WHAT TO DO:
Return every record exactly as written.

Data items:

┌──

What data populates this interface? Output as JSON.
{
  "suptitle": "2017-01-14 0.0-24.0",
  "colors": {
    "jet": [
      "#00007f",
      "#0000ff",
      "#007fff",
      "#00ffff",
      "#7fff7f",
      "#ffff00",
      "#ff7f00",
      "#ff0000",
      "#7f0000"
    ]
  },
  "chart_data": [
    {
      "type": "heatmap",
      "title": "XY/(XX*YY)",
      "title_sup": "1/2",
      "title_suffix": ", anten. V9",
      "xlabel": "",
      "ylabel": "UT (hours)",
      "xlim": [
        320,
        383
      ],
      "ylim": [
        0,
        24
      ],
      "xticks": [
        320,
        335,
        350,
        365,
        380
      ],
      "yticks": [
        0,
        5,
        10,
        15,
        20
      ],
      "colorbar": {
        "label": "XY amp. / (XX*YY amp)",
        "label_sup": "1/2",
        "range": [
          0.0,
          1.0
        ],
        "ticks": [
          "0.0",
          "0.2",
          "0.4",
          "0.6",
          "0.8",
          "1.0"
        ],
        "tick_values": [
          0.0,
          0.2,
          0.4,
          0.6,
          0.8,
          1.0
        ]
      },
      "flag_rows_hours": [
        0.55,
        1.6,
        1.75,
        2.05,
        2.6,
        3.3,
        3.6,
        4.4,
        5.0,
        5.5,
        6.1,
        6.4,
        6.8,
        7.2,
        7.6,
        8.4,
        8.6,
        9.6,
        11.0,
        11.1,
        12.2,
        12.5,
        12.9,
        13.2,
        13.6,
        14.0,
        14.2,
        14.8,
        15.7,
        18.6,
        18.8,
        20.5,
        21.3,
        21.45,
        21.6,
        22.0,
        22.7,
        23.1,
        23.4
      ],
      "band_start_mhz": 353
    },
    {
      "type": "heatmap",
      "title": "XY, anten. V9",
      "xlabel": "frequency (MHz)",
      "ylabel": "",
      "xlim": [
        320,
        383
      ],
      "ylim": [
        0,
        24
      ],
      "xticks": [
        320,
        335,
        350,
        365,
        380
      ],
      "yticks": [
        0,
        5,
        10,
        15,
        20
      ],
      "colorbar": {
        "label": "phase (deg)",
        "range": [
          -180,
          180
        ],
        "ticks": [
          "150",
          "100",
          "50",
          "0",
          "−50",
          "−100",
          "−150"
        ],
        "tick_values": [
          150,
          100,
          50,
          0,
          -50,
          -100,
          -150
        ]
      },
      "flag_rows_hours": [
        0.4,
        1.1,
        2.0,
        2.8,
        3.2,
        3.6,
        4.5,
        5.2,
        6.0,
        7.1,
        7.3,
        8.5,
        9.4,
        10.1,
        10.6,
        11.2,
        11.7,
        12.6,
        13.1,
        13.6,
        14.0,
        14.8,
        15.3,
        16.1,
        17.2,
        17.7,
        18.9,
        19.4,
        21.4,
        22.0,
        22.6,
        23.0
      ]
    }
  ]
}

└──

CORRECT OUTPUT:
What data populates this interface? Output as JSON.
{
  "suptitle": "2017-01-14 0.0-24.0",
  "colors": {
    "jet": [
      "#00007f",
      "#0000ff",
      "#007fff",
      "#00ffff",
      "#7fff7f",
      "#ffff00",
      "#ff7f00",
      "#ff0000",
      "#7f0000"
    ]
  },
  "chart_data": [
    {
      "type": "heatmap",
      "title": "XY/(XX*YY)",
      "title_sup": "1/2",
      "title_suffix": ", anten. V9",
      "xlabel": "",
      "ylabel": "UT (hours)",
      "xlim": [
        320,
        383
      ],
      "ylim": [
        0,
        24
      ],
      "xticks": [
        320,
        335,
        350,
        365,
        380
      ],
      "yticks": [
        0,
        5,
        10,
        15,
        20
      ],
      "colorbar": {
        "label": "XY amp. / (XX*YY amp)",
        "label_sup": "1/2",
        "range": [
          0.0,
          1.0
        ],
        "ticks": [
          "0.0",
          "0.2",
          "0.4",
          "0.6",
          "0.8",
          "1.0"
        ],
        "tick_values": [
          0.0,
          0.2,
          0.4,
          0.6,
          0.8,
          1.0
        ]
      },
      "flag_rows_hours": [
        0.55,
        1.6,
        1.75,
        2.05,
        2.6,
        3.3,
        3.6,
        4.4,
        5.0,
        5.5,
        6.1,
        6.4,
        6.8,
        7.2,
        7.6,
        8.4,
        8.6,
        9.6,
        11.0,
        11.1,
        12.2,
        12.5,
        12.9,
        13.2,
        13.6,
        14.0,
        14.2,
        14.8,
        15.7,
        18.6,
        18.8,
        20.5,
        21.3,
        21.45,
        21.6,
        22.0,
        22.7,
        23.1,
        23.4
      ],
      "band_start_mhz": 353
    },
    {
      "type": "heatmap",
      "title": "XY, anten. V9",
      "xlabel": "frequency (MHz)",
      "ylabel": "",
      "xlim": [
        320,
        383
      ],
      "ylim": [
        0,
        24
      ],
      "xticks": [
        320,
        335,
        350,
        365,
        380
      ],
      "yticks": [
        0,
        5,
        10,
        15,
        20
      ],
      "colorbar": {
        "label": "phase (deg)",
        "range": [
          -180,
          180
        ],
        "ticks": [
          "150",
          "100",
          "50",
          "0",
          "−50",
          "−100",
          "−150"
        ],
        "tick_values": [
          150,
          100,
          50,
          0,
          -50,
          -100,
          -150
        ]
      },
      "flag_rows_hours": [
        0.4,
        1.1,
        2.0,
        2.8,
        3.2,
        3.6,
        4.5,
        5.2,
        6.0,
        7.1,
        7.3,
        8.5,
        9.4,
        10.1,
        10.6,
        11.2,
        11.7,
        12.6,
        13.1,
        13.6,
        14.0,
        14.8,
        15.3,
        16.1,
        17.2,
        17.7,
        18.9,
        19.4,
        21.4,
        22.0,
        22.6,
        23.0
      ]
    }
  ]
}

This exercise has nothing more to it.